**WHAT THE TASK ASKS:**
Where a line contains the word "values", copy that line.

━━━ SUPPLIED RECORDS ━━━

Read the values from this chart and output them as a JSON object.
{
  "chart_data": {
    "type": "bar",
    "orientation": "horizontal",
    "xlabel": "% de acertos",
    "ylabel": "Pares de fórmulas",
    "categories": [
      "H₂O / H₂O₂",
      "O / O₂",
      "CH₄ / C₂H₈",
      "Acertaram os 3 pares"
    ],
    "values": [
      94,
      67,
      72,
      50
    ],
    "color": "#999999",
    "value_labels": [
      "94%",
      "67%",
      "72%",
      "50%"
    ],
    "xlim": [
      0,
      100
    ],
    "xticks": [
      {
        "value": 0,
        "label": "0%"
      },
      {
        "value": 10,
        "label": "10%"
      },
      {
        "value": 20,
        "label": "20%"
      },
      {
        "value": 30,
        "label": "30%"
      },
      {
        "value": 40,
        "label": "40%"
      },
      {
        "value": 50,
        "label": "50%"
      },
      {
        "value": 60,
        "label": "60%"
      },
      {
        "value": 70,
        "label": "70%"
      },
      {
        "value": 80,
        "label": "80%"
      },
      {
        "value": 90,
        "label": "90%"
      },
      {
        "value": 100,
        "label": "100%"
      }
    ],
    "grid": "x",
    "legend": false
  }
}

━━━

**ANSWER IN FULL:**
Read the values from this chart and output them as a JSON object.
    "values": [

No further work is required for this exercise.